Entries from a visual dataset:
^^^^^^^^^^^^^^^^

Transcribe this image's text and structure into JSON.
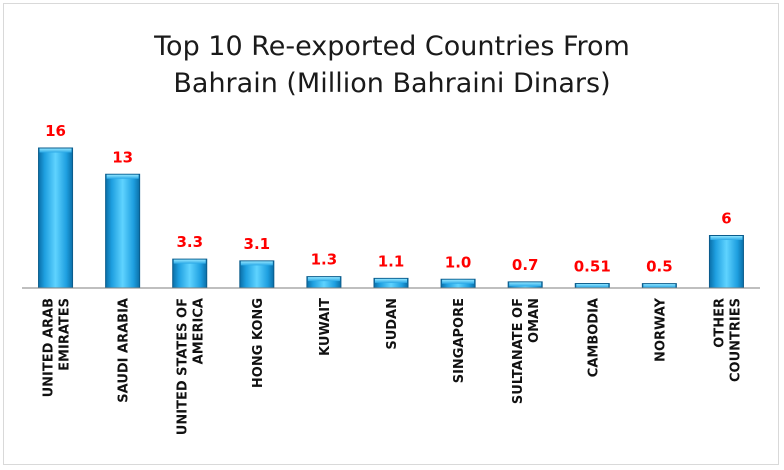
{
  "chart_data": {
    "type": "bar",
    "title": "Top 10 Re-exported Countries From Bahrain (Million Bahraini Dinars)",
    "title_lines": [
      "Top 10 Re-exported Countries From",
      "Bahrain (Million Bahraini Dinars)"
    ],
    "categories": [
      [
        "UNITED ARAB",
        "EMIRATES"
      ],
      [
        "SAUDI ARABIA"
      ],
      [
        "UNITED STATES OF",
        "AMERICA"
      ],
      [
        "HONG KONG"
      ],
      [
        "KUWAIT"
      ],
      [
        "SUDAN"
      ],
      [
        "SINGAPORE"
      ],
      [
        "SULTANATE OF",
        "OMAN"
      ],
      [
        "CAMBODIA"
      ],
      [
        "NORWAY"
      ],
      [
        "OTHER",
        "COUNTRIES"
      ]
    ],
    "values": [
      16,
      13,
      3.3,
      3.1,
      1.3,
      1.1,
      1.0,
      0.7,
      0.51,
      0.5,
      6
    ],
    "data_labels": [
      "16",
      "13",
      "3.3",
      "3.1",
      "1.3",
      "1.1",
      "1.0",
      "0.7",
      "0.51",
      "0.5",
      "6"
    ],
    "ylim": [
      0,
      16
    ],
    "grid": false,
    "legend": "none",
    "colors": {
      "bar_light": "#5fd3ff",
      "bar_main": "#1ea7e6",
      "bar_dark": "#0a6fa8",
      "label": "#ff0000",
      "axis": "#7f7f7f"
    }
  }
}
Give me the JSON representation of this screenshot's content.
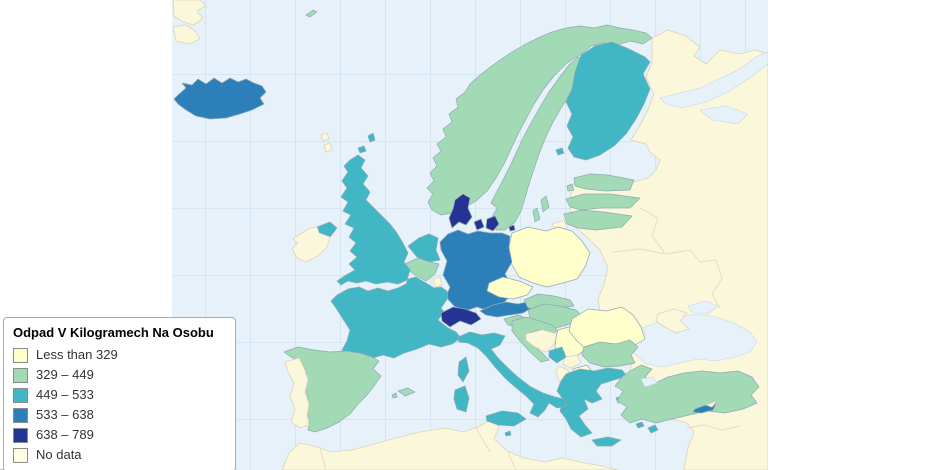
{
  "legend": {
    "title": "Odpad V Kilogramech Na Osobu",
    "items": [
      {
        "label": "Less than 329",
        "color": "#FFFFCC"
      },
      {
        "label": "329 – 449",
        "color": "#A1DAB4"
      },
      {
        "label": "449 – 533",
        "color": "#41B6C4"
      },
      {
        "label": "533 – 638",
        "color": "#2C7FB8"
      },
      {
        "label": "638 – 789",
        "color": "#253494"
      },
      {
        "label": "No data",
        "color": "#FFFFE5"
      }
    ]
  },
  "map": {
    "sea_color": "#E7F1F9",
    "grid_color": "#D6E5F2",
    "classes": {
      "c1": "#FFFFCC",
      "c2": "#A1DAB4",
      "c3": "#41B6C4",
      "c4": "#2C7FB8",
      "c5": "#253494",
      "nodata": "#FBF7DA"
    },
    "countries": [
      {
        "id": "iceland",
        "class": "c4"
      },
      {
        "id": "norway",
        "class": "c2"
      },
      {
        "id": "jan-mayen",
        "class": "c2"
      },
      {
        "id": "sweden",
        "class": "c2"
      },
      {
        "id": "finland",
        "class": "c3"
      },
      {
        "id": "estonia",
        "class": "c2"
      },
      {
        "id": "latvia",
        "class": "c2"
      },
      {
        "id": "lithuania",
        "class": "c2"
      },
      {
        "id": "kaliningrad",
        "class": "nodata"
      },
      {
        "id": "poland",
        "class": "c1"
      },
      {
        "id": "germany",
        "class": "c4"
      },
      {
        "id": "denmark",
        "class": "c5"
      },
      {
        "id": "netherlands",
        "class": "c3"
      },
      {
        "id": "belgium",
        "class": "c2"
      },
      {
        "id": "luxembourg",
        "class": "nodata"
      },
      {
        "id": "france",
        "class": "c3"
      },
      {
        "id": "switzerland",
        "class": "c5"
      },
      {
        "id": "austria",
        "class": "c4"
      },
      {
        "id": "czechia",
        "class": "c1"
      },
      {
        "id": "slovakia",
        "class": "c2"
      },
      {
        "id": "hungary",
        "class": "c2"
      },
      {
        "id": "slovenia",
        "class": "c2"
      },
      {
        "id": "croatia",
        "class": "c2"
      },
      {
        "id": "bosnia",
        "class": "nodata"
      },
      {
        "id": "serbia",
        "class": "c1"
      },
      {
        "id": "kosovo",
        "class": "nodata"
      },
      {
        "id": "montenegro",
        "class": "c3"
      },
      {
        "id": "north-macedonia",
        "class": "c1"
      },
      {
        "id": "albania",
        "class": "nodata"
      },
      {
        "id": "romania",
        "class": "c1"
      },
      {
        "id": "bulgaria",
        "class": "c2"
      },
      {
        "id": "greece",
        "class": "c3"
      },
      {
        "id": "turkey",
        "class": "c2"
      },
      {
        "id": "cyprus",
        "class": "c4"
      },
      {
        "id": "northern-cyprus",
        "class": "nodata"
      },
      {
        "id": "italy",
        "class": "c3"
      },
      {
        "id": "malta",
        "class": "c3"
      },
      {
        "id": "spain",
        "class": "c2"
      },
      {
        "id": "portugal",
        "class": "nodata"
      },
      {
        "id": "united-kingdom",
        "class": "c3"
      },
      {
        "id": "ireland",
        "class": "nodata"
      },
      {
        "id": "greenland",
        "class": "nodata"
      },
      {
        "id": "faroe-islands",
        "class": "nodata"
      },
      {
        "id": "eastern-landmass",
        "class": "nodata"
      },
      {
        "id": "crimea",
        "class": "nodata"
      },
      {
        "id": "north-africa",
        "class": "nodata"
      }
    ]
  }
}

^^^^^^^^^^^^^^^^

◆ What the task requires ◆
Output all of the data exactly as it stands, minus any images.

◆ Answer below ◆
Transcribe this image's text and structure into JSON.
{
  "chart_data": {
    "type": "bar",
    "title": "Top 10 Re-exported Countries From Bahrain (Million Bahraini Dinars)",
    "title_lines": [
      "Top 10 Re-exported Countries From",
      "Bahrain (Million Bahraini Dinars)"
    ],
    "categories": [
      [
        "UNITED ARAB",
        "EMIRATES"
      ],
      [
        "SAUDI ARABIA"
      ],
      [
        "UNITED STATES OF",
        "AMERICA"
      ],
      [
        "HONG KONG"
      ],
      [
        "KUWAIT"
      ],
      [
        "SUDAN"
      ],
      [
        "SINGAPORE"
      ],
      [
        "SULTANATE OF",
        "OMAN"
      ],
      [
        "CAMBODIA"
      ],
      [
        "NORWAY"
      ],
      [
        "OTHER",
        "COUNTRIES"
      ]
    ],
    "values": [
      16,
      13,
      3.3,
      3.1,
      1.3,
      1.1,
      1.0,
      0.7,
      0.51,
      0.5,
      6
    ],
    "data_labels": [
      "16",
      "13",
      "3.3",
      "3.1",
      "1.3",
      "1.1",
      "1.0",
      "0.7",
      "0.51",
      "0.5",
      "6"
    ],
    "ylim": [
      0,
      16
    ],
    "grid": false,
    "legend": "none",
    "colors": {
      "bar_light": "#5fd3ff",
      "bar_main": "#1ea7e6",
      "bar_dark": "#0a6fa8",
      "label": "#ff0000",
      "axis": "#7f7f7f"
    }
  }
}
Give me the JSON representation of this screenshot's content.
{
  "legend": {
    "title": "Odpad V Kilogramech Na Osobu",
    "items": [
      {
        "label": "Less than 329",
        "color": "#FFFFCC"
      },
      {
        "label": "329 – 449",
        "color": "#A1DAB4"
      },
      {
        "label": "449 – 533",
        "color": "#41B6C4"
      },
      {
        "label": "533 – 638",
        "color": "#2C7FB8"
      },
      {
        "label": "638 – 789",
        "color": "#253494"
      },
      {
        "label": "No data",
        "color": "#FFFFE5"
      }
    ]
  },
  "map": {
    "sea_color": "#E7F1F9",
    "grid_color": "#D6E5F2",
    "classes": {
      "c1": "#FFFFCC",
      "c2": "#A1DAB4",
      "c3": "#41B6C4",
      "c4": "#2C7FB8",
      "c5": "#253494",
      "nodata": "#FBF7DA"
    },
    "countries": [
      {
        "id": "iceland",
        "class": "c4"
      },
      {
        "id": "norway",
        "class": "c2"
      },
      {
        "id": "jan-mayen",
        "class": "c2"
      },
      {
        "id": "sweden",
        "class": "c2"
      },
      {
        "id": "finland",
        "class": "c3"
      },
      {
        "id": "estonia",
        "class": "c2"
      },
      {
        "id": "latvia",
        "class": "c2"
      },
      {
        "id": "lithuania",
        "class": "c2"
      },
      {
        "id": "kaliningrad",
        "class": "nodata"
      },
      {
        "id": "poland",
        "class": "c1"
      },
      {
        "id": "germany",
        "class": "c4"
      },
      {
        "id": "denmark",
        "class": "c5"
      },
      {
        "id": "netherlands",
        "class": "c3"
      },
      {
        "id": "belgium",
        "class": "c2"
      },
      {
        "id": "luxembourg",
        "class": "nodata"
      },
      {
        "id": "france",
        "class": "c3"
      },
      {
        "id": "switzerland",
        "class": "c5"
      },
      {
        "id": "austria",
        "class": "c4"
      },
      {
        "id": "czechia",
        "class": "c1"
      },
      {
        "id": "slovakia",
        "class": "c2"
      },
      {
        "id": "hungary",
        "class": "c2"
      },
      {
        "id": "slovenia",
        "class": "c2"
      },
      {
        "id": "croatia",
        "class": "c2"
      },
      {
        "id": "bosnia",
        "class": "nodata"
      },
      {
        "id": "serbia",
        "class": "c1"
      },
      {
        "id": "kosovo",
        "class": "nodata"
      },
      {
        "id": "montenegro",
        "class": "c3"
      },
      {
        "id": "north-macedonia",
        "class": "c1"
      },
      {
        "id": "albania",
        "class": "nodata"
      },
      {
        "id": "romania",
        "class": "c1"
      },
      {
        "id": "bulgaria",
        "class": "c2"
      },
      {
        "id": "greece",
        "class": "c3"
      },
      {
        "id": "turkey",
        "class": "c2"
      },
      {
        "id": "cyprus",
        "class": "c4"
      },
      {
        "id": "northern-cyprus",
        "class": "nodata"
      },
      {
        "id": "italy",
        "class": "c3"
      },
      {
        "id": "malta",
        "class": "c3"
      },
      {
        "id": "spain",
        "class": "c2"
      },
      {
        "id": "portugal",
        "class": "nodata"
      },
      {
        "id": "united-kingdom",
        "class": "c3"
      },
      {
        "id": "ireland",
        "class": "nodata"
      },
      {
        "id": "greenland",
        "class": "nodata"
      },
      {
        "id": "faroe-islands",
        "class": "nodata"
      },
      {
        "id": "eastern-landmass",
        "class": "nodata"
      },
      {
        "id": "crimea",
        "class": "nodata"
      },
      {
        "id": "north-africa",
        "class": "nodata"
      }
    ]
  }
}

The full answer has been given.